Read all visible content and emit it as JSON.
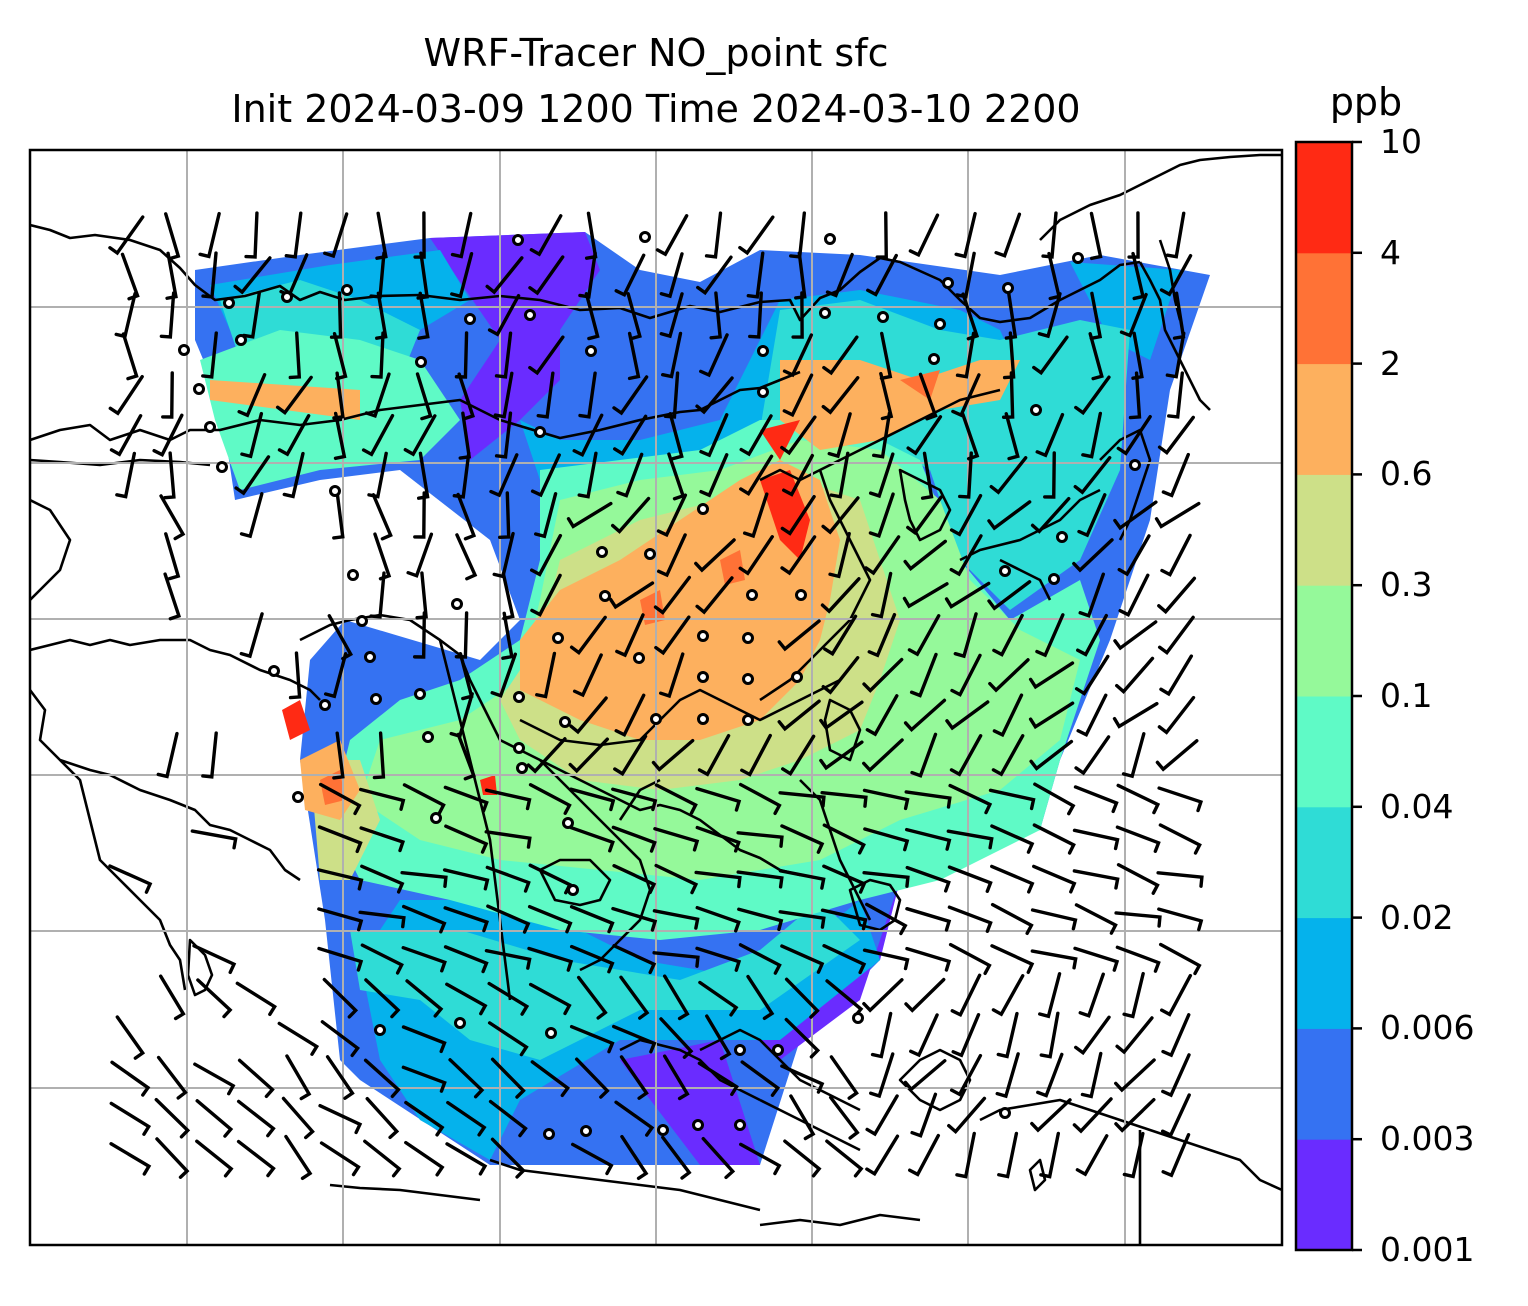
{
  "title": {
    "line1": "WRF-Tracer NO_point sfc",
    "line2": "Init 2024-03-09 1200 Time 2024-03-10 2200"
  },
  "colorbar": {
    "unit": "ppb",
    "levels": [
      "0.001",
      "0.003",
      "0.006",
      "0.02",
      "0.04",
      "0.1",
      "0.3",
      "0.6",
      "2",
      "4",
      "10"
    ],
    "colors": [
      "#6a2cff",
      "#3572f2",
      "#05b2ec",
      "#2fdcd6",
      "#5ffac6",
      "#95f99a",
      "#cde088",
      "#fdb05e",
      "#ff7236",
      "#ff2a14"
    ]
  },
  "map": {
    "projection_grid": "on",
    "content": "surface tracer concentration field with wind barbs and coastlines over South/East Asia"
  }
}
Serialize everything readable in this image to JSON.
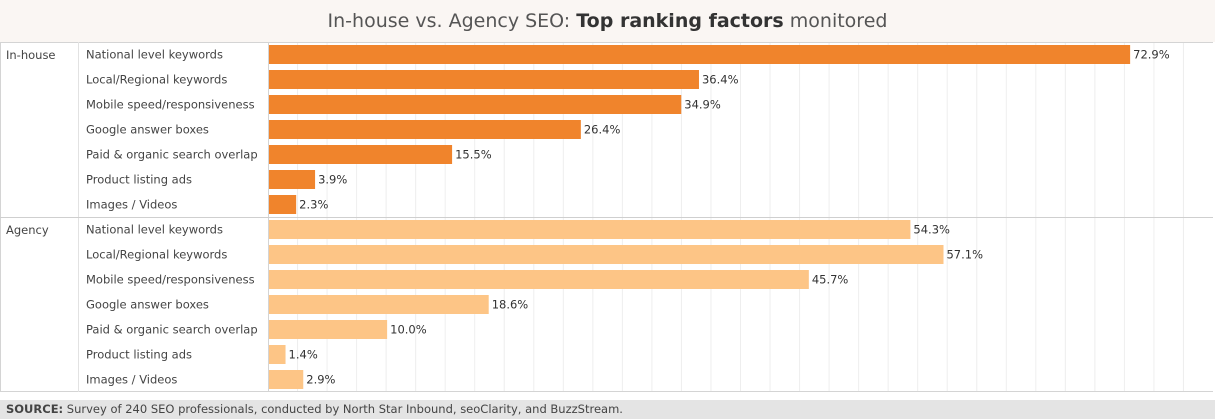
{
  "title": {
    "prefix": "In-house vs. Agency SEO: ",
    "bold": "Top ranking factors",
    "suffix": " monitored"
  },
  "colors": {
    "in_house": "#f0842c",
    "agency": "#fdc586"
  },
  "footer": {
    "label": "SOURCE:",
    "text": "  Survey of 240 SEO professionals, conducted by North Star Inbound, seoClarity, and BuzzStream."
  },
  "chart_data": {
    "type": "bar",
    "orientation": "horizontal",
    "title": "In-house vs. Agency SEO: Top ranking factors monitored",
    "xlim": [
      0,
      80
    ],
    "grid": true,
    "value_suffix": "%",
    "groups": [
      {
        "name": "In-house",
        "color": "#f0842c",
        "categories": [
          "National level keywords",
          "Local/Regional keywords",
          "Mobile speed/responsiveness",
          "Google answer boxes",
          "Paid & organic search overlap",
          "Product listing ads",
          "Images / Videos"
        ],
        "values": [
          72.9,
          36.4,
          34.9,
          26.4,
          15.5,
          3.9,
          2.3
        ]
      },
      {
        "name": "Agency",
        "color": "#fdc586",
        "categories": [
          "National level keywords",
          "Local/Regional keywords",
          "Mobile speed/responsiveness",
          "Google answer boxes",
          "Paid & organic search overlap",
          "Product listing ads",
          "Images / Videos"
        ],
        "values": [
          54.3,
          57.1,
          45.7,
          18.6,
          10.0,
          1.4,
          2.9
        ]
      }
    ]
  }
}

◇ ◇ ◇ ◇

*OBJECTIVE:*
Leave out the pictures, and give all the records again exactly.

*EXERCISE RESULT:*
Read all visible content and emit it as JSON.
{
  "title": {
    "line1": "WRF-Tracer NO_point sfc",
    "line2": "Init 2024-03-09 1200 Time 2024-03-10 2200"
  },
  "colorbar": {
    "unit": "ppb",
    "levels": [
      "0.001",
      "0.003",
      "0.006",
      "0.02",
      "0.04",
      "0.1",
      "0.3",
      "0.6",
      "2",
      "4",
      "10"
    ],
    "colors": [
      "#6a2cff",
      "#3572f2",
      "#05b2ec",
      "#2fdcd6",
      "#5ffac6",
      "#95f99a",
      "#cde088",
      "#fdb05e",
      "#ff7236",
      "#ff2a14"
    ]
  },
  "map": {
    "projection_grid": "on",
    "content": "surface tracer concentration field with wind barbs and coastlines over South/East Asia"
  }
}
Serialize everything readable in this image to JSON.
{
  "title": {
    "prefix": "In-house vs. Agency SEO: ",
    "bold": "Top ranking factors",
    "suffix": " monitored"
  },
  "colors": {
    "in_house": "#f0842c",
    "agency": "#fdc586"
  },
  "footer": {
    "label": "SOURCE:",
    "text": "  Survey of 240 SEO professionals, conducted by North Star Inbound, seoClarity, and BuzzStream."
  },
  "chart_data": {
    "type": "bar",
    "orientation": "horizontal",
    "title": "In-house vs. Agency SEO: Top ranking factors monitored",
    "xlim": [
      0,
      80
    ],
    "grid": true,
    "value_suffix": "%",
    "groups": [
      {
        "name": "In-house",
        "color": "#f0842c",
        "categories": [
          "National level keywords",
          "Local/Regional keywords",
          "Mobile speed/responsiveness",
          "Google answer boxes",
          "Paid & organic search overlap",
          "Product listing ads",
          "Images / Videos"
        ],
        "values": [
          72.9,
          36.4,
          34.9,
          26.4,
          15.5,
          3.9,
          2.3
        ]
      },
      {
        "name": "Agency",
        "color": "#fdc586",
        "categories": [
          "National level keywords",
          "Local/Regional keywords",
          "Mobile speed/responsiveness",
          "Google answer boxes",
          "Paid & organic search overlap",
          "Product listing ads",
          "Images / Videos"
        ],
        "values": [
          54.3,
          57.1,
          45.7,
          18.6,
          10.0,
          1.4,
          2.9
        ]
      }
    ]
  }
}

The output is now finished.